***** Dataset records *****

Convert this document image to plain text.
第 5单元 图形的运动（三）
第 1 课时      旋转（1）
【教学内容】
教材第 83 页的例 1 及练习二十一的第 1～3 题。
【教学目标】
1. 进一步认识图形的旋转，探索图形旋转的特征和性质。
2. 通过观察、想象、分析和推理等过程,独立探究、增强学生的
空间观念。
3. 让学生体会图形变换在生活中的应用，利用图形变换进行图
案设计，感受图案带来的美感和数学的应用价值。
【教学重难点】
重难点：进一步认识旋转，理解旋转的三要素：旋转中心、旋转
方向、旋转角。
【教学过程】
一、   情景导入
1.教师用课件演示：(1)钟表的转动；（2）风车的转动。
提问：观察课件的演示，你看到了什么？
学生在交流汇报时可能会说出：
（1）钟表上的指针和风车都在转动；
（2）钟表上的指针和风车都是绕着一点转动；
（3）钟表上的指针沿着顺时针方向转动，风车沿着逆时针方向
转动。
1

*****

What you will do ▸
Repeat the material in full, exactly as it stands.

Answer to this task ▸
Convert this document image to plain text.
第 5单元 图形的运动（三）
第 1 课时      旋转（1）
【教学内容】
教材第 83 页的例 1 及练习二十一的第 1～3 题。
【教学目标】
1. 进一步认识图形的旋转，探索图形旋转的特征和性质。
2. 通过观察、想象、分析和推理等过程,独立探究、增强学生的
空间观念。
3. 让学生体会图形变换在生活中的应用，利用图形变换进行图
案设计，感受图案带来的美感和数学的应用价值。
【教学重难点】
重难点：进一步认识旋转，理解旋转的三要素：旋转中心、旋转
方向、旋转角。
【教学过程】
一、   情景导入
1.教师用课件演示：(1)钟表的转动；（2）风车的转动。
提问：观察课件的演示，你看到了什么？
学生在交流汇报时可能会说出：
（1）钟表上的指针和风车都在转动；
（2）钟表上的指针和风车都是绕着一点转动；
（3）钟表上的指针沿着顺时针方向转动，风车沿着逆时针方向
转动。
1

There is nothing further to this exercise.